The problem:
Transcribe every line exactly and omit anything that is a picture.

Saved entries
——————————

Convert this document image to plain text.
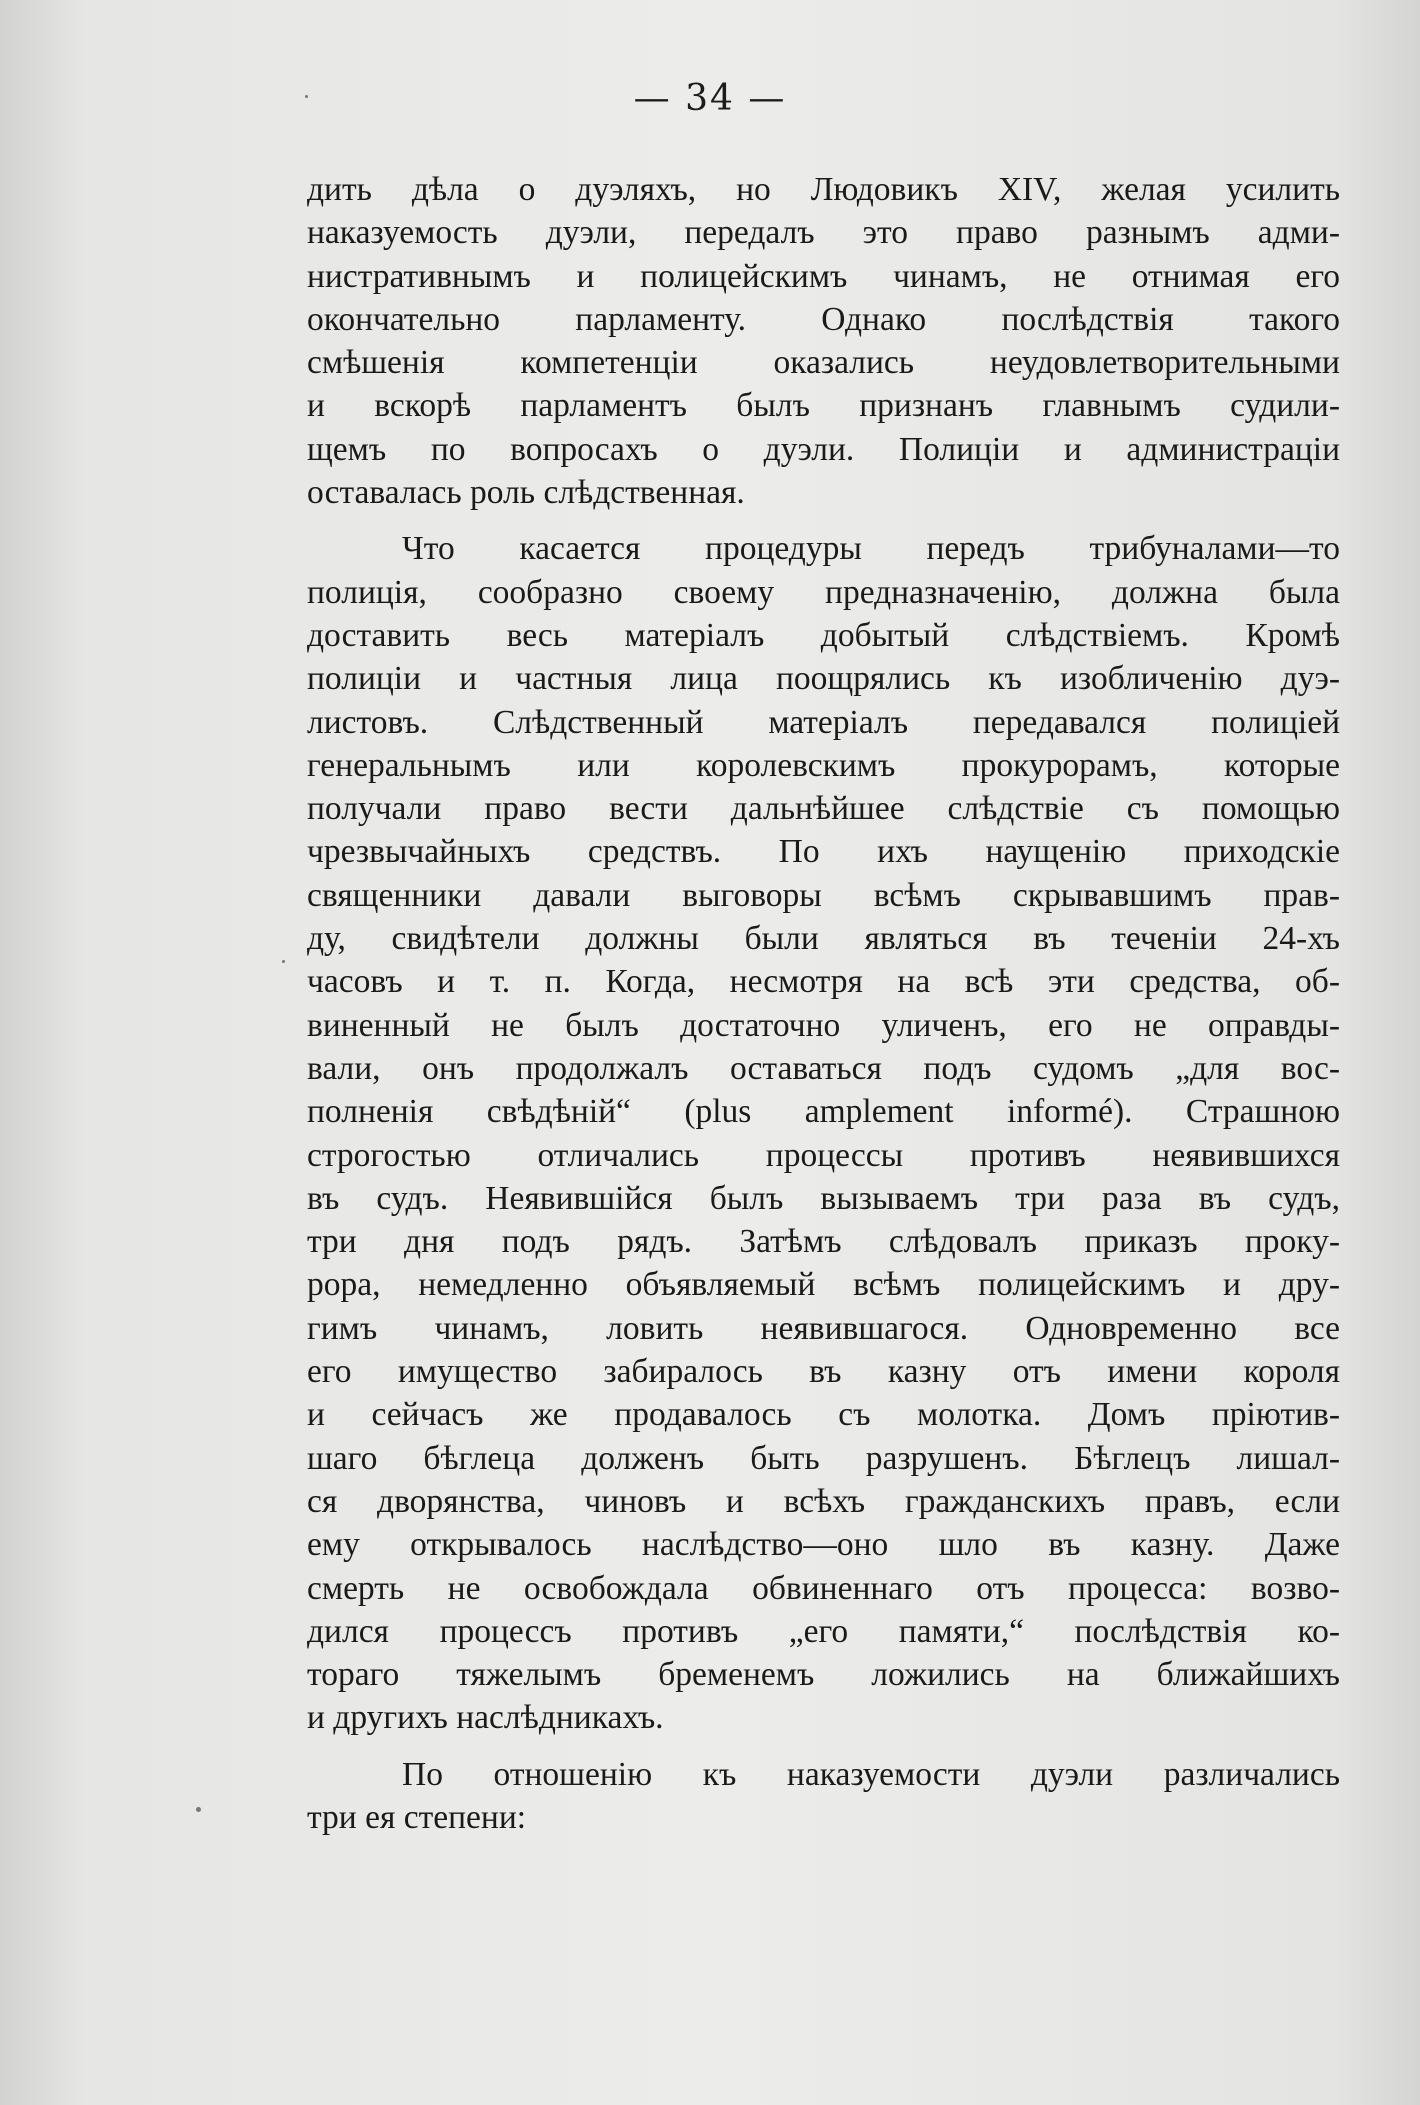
— 34 —
дить дѣла о дуэляхъ, но Людовикъ XIV, желая усилить
наказуемость дуэли, передалъ это право разнымъ адми-
нистративнымъ и полицейскимъ чинамъ, не отнимая его
окончательно парламенту. Однако послѣдствія такого
смѣшенія компетенціи оказались неудовлетворительными
и вскорѣ парламентъ былъ признанъ главнымъ судили-
щемъ по вопросахъ о дуэли. Полиціи и администраціи
оставалась роль слѣдственная.
Что касается процедуры передъ трибуналами—то
полиція, сообразно своему предназначенію, должна была
доставить весь матеріалъ добытый слѣдствіемъ. Кромѣ
полиціи и частныя лица поощрялись къ изобличенію дуэ-
листовъ. Слѣдственный матеріалъ передавался полиціей
генеральнымъ или королевскимъ прокурорамъ, которые
получали право вести дальнѣйшее слѣдствіе съ помощью
чрезвычайныхъ средствъ. По ихъ наущенію приходскіе
священники давали выговоры всѣмъ скрывавшимъ прав-
ду, свидѣтели должны были являться въ теченіи 24-хъ
часовъ и т. п. Когда, несмотря на всѣ эти средства, об-
виненный не былъ достаточно уличенъ, его не оправды-
вали, онъ продолжалъ оставаться подъ судомъ „для вос-
полненія свѣдѣній“ (plus amplement informé). Страшною
строгостью отличались процессы противъ неявившихся
въ судъ. Неявившійся былъ вызываемъ три раза въ судъ,
три дня подъ рядъ. Затѣмъ слѣдовалъ приказъ проку-
рора, немедленно объявляемый всѣмъ полицейскимъ и дру-
гимъ чинамъ, ловить неявившагося. Одновременно все
его имущество забиралось въ казну отъ имени короля
и сейчасъ же продавалось съ молотка. Домъ пріютив-
шаго бѣглеца долженъ быть разрушенъ. Бѣглецъ лишал-
ся дворянства, чиновъ и всѣхъ гражданскихъ правъ, если
ему открывалось наслѣдство—оно шло въ казну. Даже
смерть не освобождала обвиненнаго отъ процесса: возво-
дился процессъ противъ „его памяти,“ послѣдствія ко-
тораго тяжелымъ бременемъ ложились на ближайшихъ
и другихъ наслѣдникахъ.
По отношенію къ наказуемости дуэли различались
три ея степени:
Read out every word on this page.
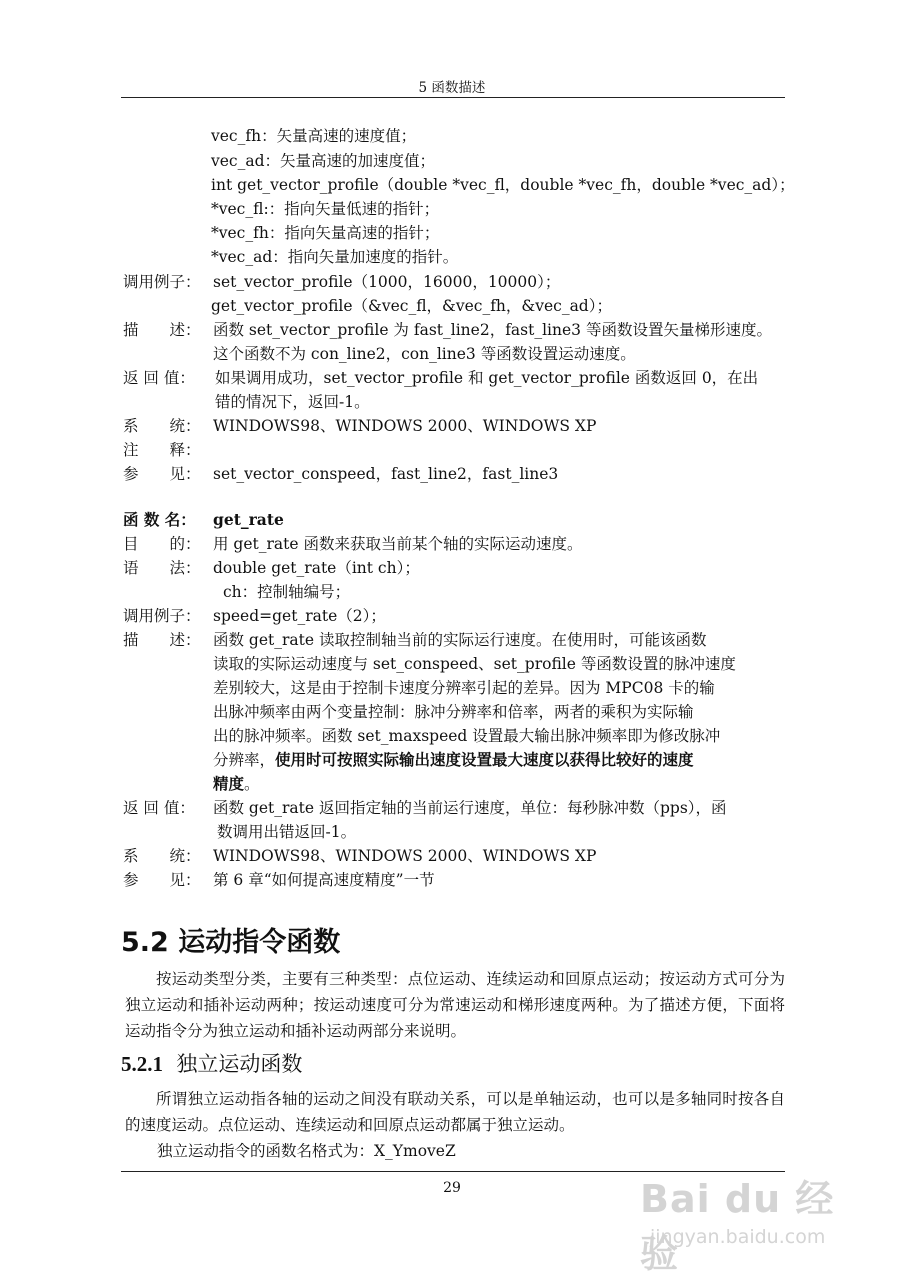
5 函数描述
vec_fh：矢量高速的速度值；
vec_ad：矢量高速的加速度值；
int get_vector_profile（double *vec_fl，double *vec_fh，double *vec_ad）；
*vec_fl:：指向矢量低速的指针；
*vec_fh：指向矢量高速的指针；
*vec_ad：指向矢量加速度的指针。
调用例子： set_vector_profile（1000，16000，10000）；
get_vector_profile（&vec_fl，&vec_fh，&vec_ad）；
描　　述： 函数 set_vector_profile 为 fast_line2，fast_line3 等函数设置矢量梯形速度。
这个函数不为 con_line2，con_line3 等函数设置运动速度。
返 回 值： 如果调用成功，set_vector_profile 和 get_vector_profile 函数返回 0，在出
错的情况下，返回-1。
系　　统： WINDOWS98、WINDOWS 2000、WINDOWS XP
注　　释：
参　　见： set_vector_conspeed，fast_line2，fast_line3
函 数 名： get_rate
目　　的： 用 get_rate 函数来获取当前某个轴的实际运动速度。
语　　法： double get_rate（int ch）；
ch：控制轴编号；
调用例子： speed=get_rate（2）；
描　　述： 函数 get_rate 读取控制轴当前的实际运行速度。在使用时，可能该函数
读取的实际运动速度与 set_conspeed、set_profile 等函数设置的脉冲速度
差别较大，这是由于控制卡速度分辨率引起的差异。因为 MPC08 卡的输
出脉冲频率由两个变量控制：脉冲分辨率和倍率，两者的乘积为实际输
出的脉冲频率。函数 set_maxspeed 设置最大输出脉冲频率即为修改脉冲
分辨率，使用时可按照实际输出速度设置最大速度以获得比较好的速度
精度。
返 回 值： 函数 get_rate 返回指定轴的当前运行速度，单位：每秒脉冲数（pps），函
数调用出错返回-1。
系　　统： WINDOWS98、WINDOWS 2000、WINDOWS XP
参　　见： 第 6 章“如何提高速度精度”一节
5.2 运动指令函数
按运动类型分类，主要有三种类型：点位运动、连续运动和回原点运动；按运动方式可分为独立运动和插补运动两种；按运动速度可分为常速运动和梯形速度两种。为了描述方便，下面将运动指令分为独立运动和插补运动两部分来说明。
5.2.1 独立运动函数
所谓独立运动指各轴的运动之间没有联动关系，可以是单轴运动，也可以是多轴同时按各自的速度运动。点位运动、连续运动和回原点运动都属于独立运动。
独立运动指令的函数名格式为：X_YmoveZ
29	Bai du 经验
jingyan.baidu.com
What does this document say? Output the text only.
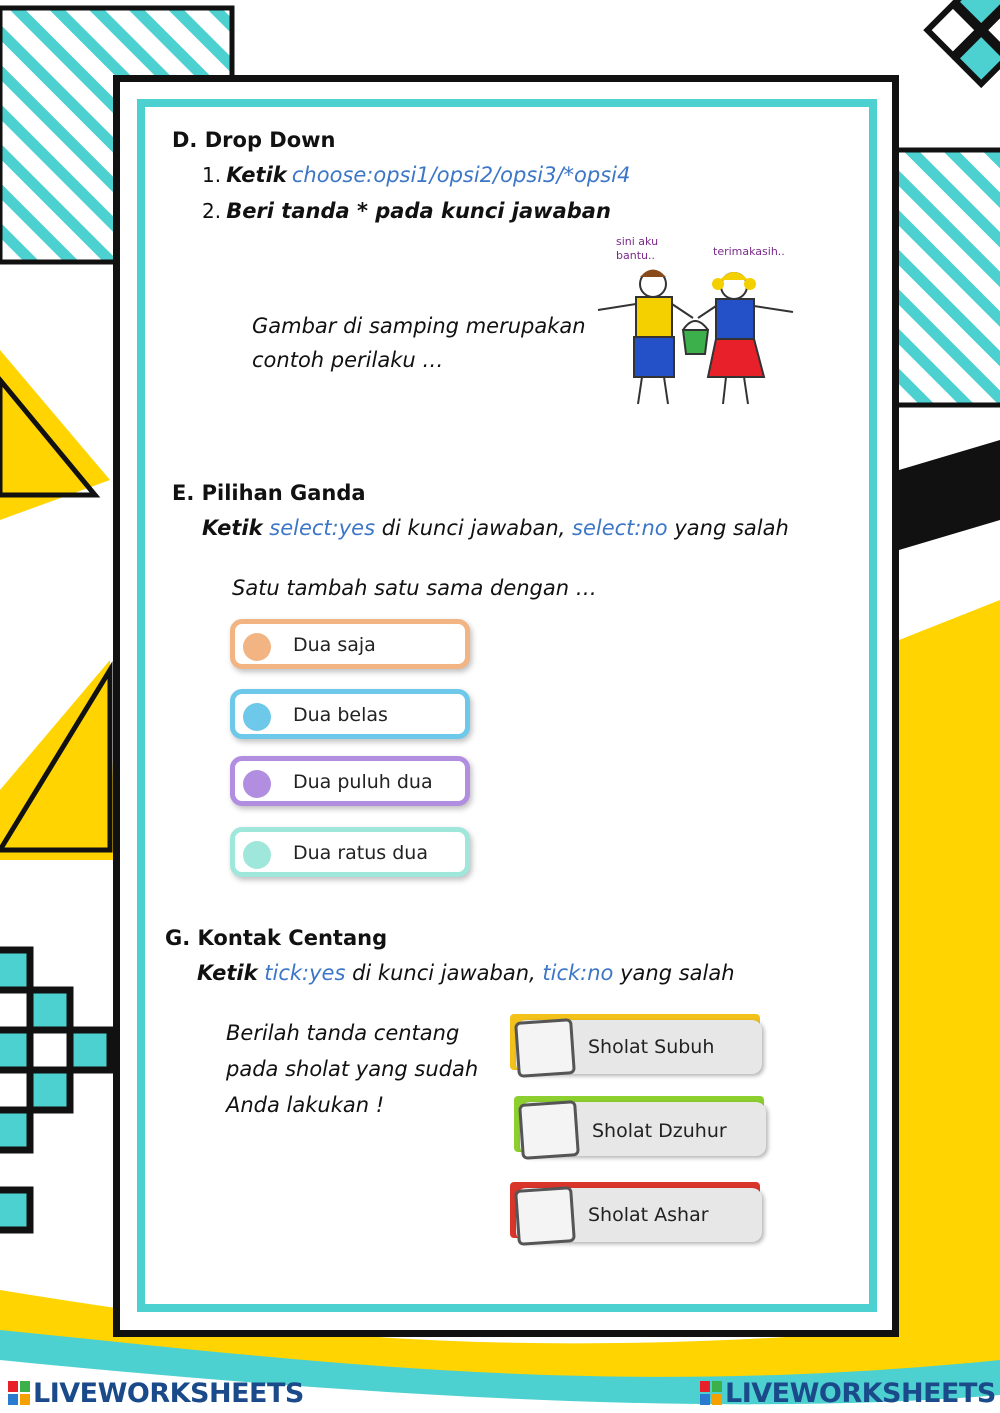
D. Drop Down
1. Ketik choose:opsi1/opsi2/opsi3/*opsi4
2. Beri tanda * pada kunci jawaban
Gambar di samping merupakan
contoh perilaku …
sini aku
bantu..	terimakasih..
E. Pilihan Ganda
Ketik select:yes di kunci jawaban, select:no yang salah
Satu tambah satu sama dengan …
Dua saja
Dua belas
Dua puluh dua
Dua ratus dua
G. Kontak Centang
Ketik tick:yes di kunci jawaban, tick:no yang salah
Berilah tanda centang
pada sholat yang sudah
Anda lakukan !
Sholat Subuh
Sholat Dzuhur
Sholat Ashar
LIVEWORKSHEETS	LIVEWORKSHEETS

——————————

Result for this task:
Convert this document image to plain text.
— 34 —
дить дѣла о дуэляхъ, но Людовикъ XIV, желая усилить
наказуемость дуэли, передалъ это право разнымъ адми-
нистративнымъ и полицейскимъ чинамъ, не отнимая его
окончательно парламенту. Однако послѣдствія такого
смѣшенія компетенціи оказались неудовлетворительными
и вскорѣ парламентъ былъ признанъ главнымъ судили-
щемъ по вопросахъ о дуэли. Полиціи и администраціи
оставалась роль слѣдственная.
Что касается процедуры передъ трибуналами—то
полиція, сообразно своему предназначенію, должна была
доставить весь матеріалъ добытый слѣдствіемъ. Кромѣ
полиціи и частныя лица поощрялись къ изобличенію дуэ-
листовъ. Слѣдственный матеріалъ передавался полиціей
генеральнымъ или королевскимъ прокурорамъ, которые
получали право вести дальнѣйшее слѣдствіе съ помощью
чрезвычайныхъ средствъ. По ихъ наущенію приходскіе
священники давали выговоры всѣмъ скрывавшимъ прав-
ду, свидѣтели должны были являться въ теченіи 24-хъ
часовъ и т. п. Когда, несмотря на всѣ эти средства, об-
виненный не былъ достаточно уличенъ, его не оправды-
вали, онъ продолжалъ оставаться подъ судомъ „для вос-
полненія свѣдѣній“ (plus amplement informé). Страшною
строгостью отличались процессы противъ неявившихся
въ судъ. Неявившійся былъ вызываемъ три раза въ судъ,
три дня подъ рядъ. Затѣмъ слѣдовалъ приказъ проку-
рора, немедленно объявляемый всѣмъ полицейскимъ и дру-
гимъ чинамъ, ловить неявившагося. Одновременно все
его имущество забиралось въ казну отъ имени короля
и сейчасъ же продавалось съ молотка. Домъ пріютив-
шаго бѣглеца долженъ быть разрушенъ. Бѣглецъ лишал-
ся дворянства, чиновъ и всѣхъ гражданскихъ правъ, если
ему открывалось наслѣдство—оно шло въ казну. Даже
смерть не освобождала обвиненнаго отъ процесса: возво-
дился процессъ противъ „его памяти,“ послѣдствія ко-
тораго тяжелымъ бременемъ ложились на ближайшихъ
и другихъ наслѣдникахъ.
По отношенію къ наказуемости дуэли различались
три ея степени:
Read out every word on this page.
5 函数描述
vec_fh：矢量高速的速度值；
vec_ad：矢量高速的加速度值；
int get_vector_profile（double *vec_fl，double *vec_fh，double *vec_ad）；
*vec_fl:：指向矢量低速的指针；
*vec_fh：指向矢量高速的指针；
*vec_ad：指向矢量加速度的指针。
调用例子： set_vector_profile（1000，16000，10000）；
get_vector_profile（&vec_fl，&vec_fh，&vec_ad）；
描　　述： 函数 set_vector_profile 为 fast_line2，fast_line3 等函数设置矢量梯形速度。
这个函数不为 con_line2，con_line3 等函数设置运动速度。
返 回 值： 如果调用成功，set_vector_profile 和 get_vector_profile 函数返回 0，在出
错的情况下，返回-1。
系　　统： WINDOWS98、WINDOWS 2000、WINDOWS XP
注　　释：
参　　见： set_vector_conspeed，fast_line2，fast_line3
函 数 名： get_rate
目　　的： 用 get_rate 函数来获取当前某个轴的实际运动速度。
语　　法： double get_rate（int ch）；
ch：控制轴编号；
调用例子： speed=get_rate（2）；
描　　述： 函数 get_rate 读取控制轴当前的实际运行速度。在使用时，可能该函数
读取的实际运动速度与 set_conspeed、set_profile 等函数设置的脉冲速度
差别较大，这是由于控制卡速度分辨率引起的差异。因为 MPC08 卡的输
出脉冲频率由两个变量控制：脉冲分辨率和倍率，两者的乘积为实际输
出的脉冲频率。函数 set_maxspeed 设置最大输出脉冲频率即为修改脉冲
分辨率，使用时可按照实际输出速度设置最大速度以获得比较好的速度
精度。
返 回 值： 函数 get_rate 返回指定轴的当前运行速度，单位：每秒脉冲数（pps），函
数调用出错返回-1。
系　　统： WINDOWS98、WINDOWS 2000、WINDOWS XP
参　　见： 第 6 章“如何提高速度精度”一节
5.2 运动指令函数
按运动类型分类，主要有三种类型：点位运动、连续运动和回原点运动；按运动方式可分为独立运动和插补运动两种；按运动速度可分为常速运动和梯形速度两种。为了描述方便，下面将运动指令分为独立运动和插补运动两部分来说明。
5.2.1 独立运动函数
所谓独立运动指各轴的运动之间没有联动关系，可以是单轴运动，也可以是多轴同时按各自的速度运动。点位运动、连续运动和回原点运动都属于独立运动。
独立运动指令的函数名格式为：X_YmoveZ
29	Bai du 经验
jingyan.baidu.com
What does this document say? Output the text only.
D. Drop Down
1. Ketik choose:opsi1/opsi2/opsi3/*opsi4
2. Beri tanda * pada kunci jawaban
Gambar di samping merupakan
contoh perilaku …
sini aku
bantu..	terimakasih..
E. Pilihan Ganda
Ketik select:yes di kunci jawaban, select:no yang salah
Satu tambah satu sama dengan …
Dua saja
Dua belas
Dua puluh dua
Dua ratus dua
G. Kontak Centang
Ketik tick:yes di kunci jawaban, tick:no yang salah
Berilah tanda centang
pada sholat yang sudah
Anda lakukan !
Sholat Subuh
Sholat Dzuhur
Sholat Ashar
LIVEWORKSHEETS	LIVEWORKSHEETS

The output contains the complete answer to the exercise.